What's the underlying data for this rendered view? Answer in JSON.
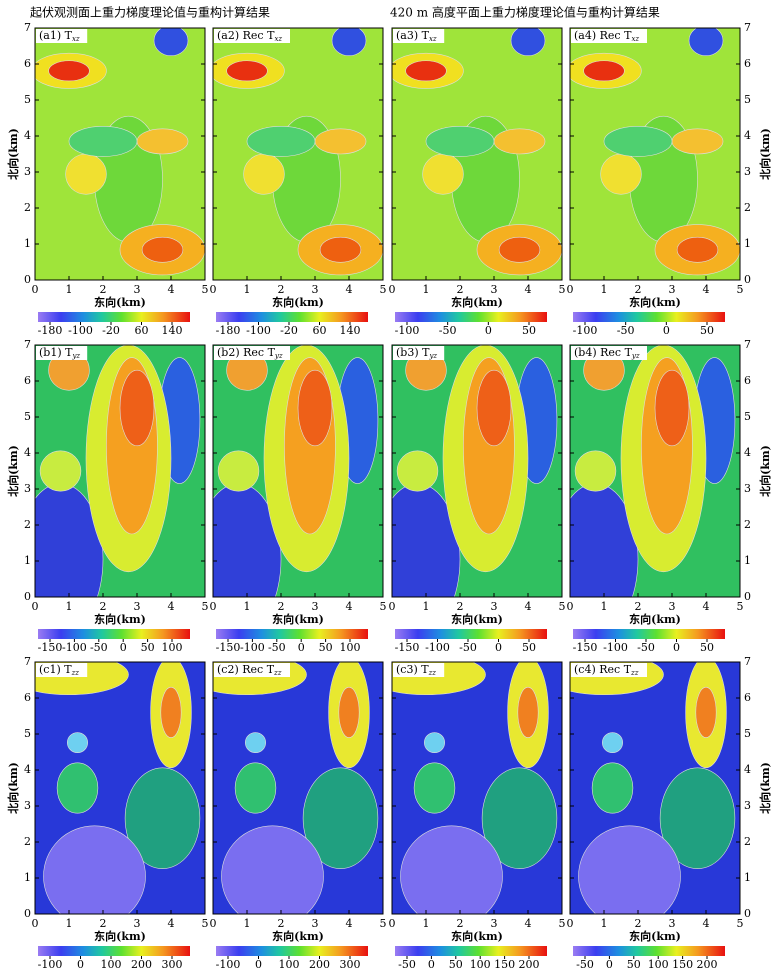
{
  "headings": [
    "起伏观测面上重力梯度理论值与重构计算结果",
    "420 m 高度平面上重力梯度理论值与重构计算结果"
  ],
  "x_axis": {
    "label": "东向(km)",
    "ticks": [
      0,
      1,
      2,
      3,
      4,
      5
    ]
  },
  "y_axis": {
    "label": "北向(km)",
    "ticks": [
      0,
      1,
      2,
      3,
      4,
      5,
      6,
      7
    ]
  },
  "rows": [
    {
      "panels": [
        {
          "label": "(a1) T",
          "sub": "xz",
          "colorbar": [
            -180,
            -100,
            -20,
            60,
            140
          ]
        },
        {
          "label": "(a2) Rec T",
          "sub": "xz",
          "colorbar": [
            -180,
            -100,
            -20,
            60,
            140
          ]
        },
        {
          "label": "(a3) T",
          "sub": "xz",
          "colorbar": [
            -100,
            -50,
            0,
            50
          ]
        },
        {
          "label": "(a4) Rec T",
          "sub": "xz",
          "colorbar": [
            -100,
            -50,
            0,
            50
          ]
        }
      ]
    },
    {
      "panels": [
        {
          "label": "(b1) T",
          "sub": "yz",
          "colorbar": [
            -150,
            -100,
            -50,
            0,
            50,
            100
          ]
        },
        {
          "label": "(b2) Rec T",
          "sub": "yz",
          "colorbar": [
            -150,
            -100,
            -50,
            0,
            50,
            100
          ]
        },
        {
          "label": "(b3) T",
          "sub": "yz",
          "colorbar": [
            -150,
            -100,
            -50,
            0,
            50
          ]
        },
        {
          "label": "(b4) Rec T",
          "sub": "yz",
          "colorbar": [
            -150,
            -100,
            -50,
            0,
            50
          ]
        }
      ]
    },
    {
      "panels": [
        {
          "label": "(c1) T",
          "sub": "zz",
          "colorbar": [
            -100,
            0,
            100,
            200,
            300
          ]
        },
        {
          "label": "(c2) Rec T",
          "sub": "zz",
          "colorbar": [
            -100,
            0,
            100,
            200,
            300
          ]
        },
        {
          "label": "(c3) T",
          "sub": "zz",
          "colorbar": [
            -50,
            0,
            50,
            100,
            150,
            200
          ]
        },
        {
          "label": "(c4) Rec T",
          "sub": "zz",
          "colorbar": [
            -50,
            0,
            50,
            100,
            150,
            200
          ]
        }
      ]
    }
  ]
}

● **AIM**
Quote the data above in full, leaving out the pictures it holds.

● **WORKED ANSWER**
What's the underlying data for this rendered view? Answer in JSON.
{
  "headings": [
    "起伏观测面上重力梯度理论值与重构计算结果",
    "420 m 高度平面上重力梯度理论值与重构计算结果"
  ],
  "x_axis": {
    "label": "东向(km)",
    "ticks": [
      0,
      1,
      2,
      3,
      4,
      5
    ]
  },
  "y_axis": {
    "label": "北向(km)",
    "ticks": [
      0,
      1,
      2,
      3,
      4,
      5,
      6,
      7
    ]
  },
  "rows": [
    {
      "panels": [
        {
          "label": "(a1) T",
          "sub": "xz",
          "colorbar": [
            -180,
            -100,
            -20,
            60,
            140
          ]
        },
        {
          "label": "(a2) Rec T",
          "sub": "xz",
          "colorbar": [
            -180,
            -100,
            -20,
            60,
            140
          ]
        },
        {
          "label": "(a3) T",
          "sub": "xz",
          "colorbar": [
            -100,
            -50,
            0,
            50
          ]
        },
        {
          "label": "(a4) Rec T",
          "sub": "xz",
          "colorbar": [
            -100,
            -50,
            0,
            50
          ]
        }
      ]
    },
    {
      "panels": [
        {
          "label": "(b1) T",
          "sub": "yz",
          "colorbar": [
            -150,
            -100,
            -50,
            0,
            50,
            100
          ]
        },
        {
          "label": "(b2) Rec T",
          "sub": "yz",
          "colorbar": [
            -150,
            -100,
            -50,
            0,
            50,
            100
          ]
        },
        {
          "label": "(b3) T",
          "sub": "yz",
          "colorbar": [
            -150,
            -100,
            -50,
            0,
            50
          ]
        },
        {
          "label": "(b4) Rec T",
          "sub": "yz",
          "colorbar": [
            -150,
            -100,
            -50,
            0,
            50
          ]
        }
      ]
    },
    {
      "panels": [
        {
          "label": "(c1) T",
          "sub": "zz",
          "colorbar": [
            -100,
            0,
            100,
            200,
            300
          ]
        },
        {
          "label": "(c2) Rec T",
          "sub": "zz",
          "colorbar": [
            -100,
            0,
            100,
            200,
            300
          ]
        },
        {
          "label": "(c3) T",
          "sub": "zz",
          "colorbar": [
            -50,
            0,
            50,
            100,
            150,
            200
          ]
        },
        {
          "label": "(c4) Rec T",
          "sub": "zz",
          "colorbar": [
            -50,
            0,
            50,
            100,
            150,
            200
          ]
        }
      ]
    }
  ]
}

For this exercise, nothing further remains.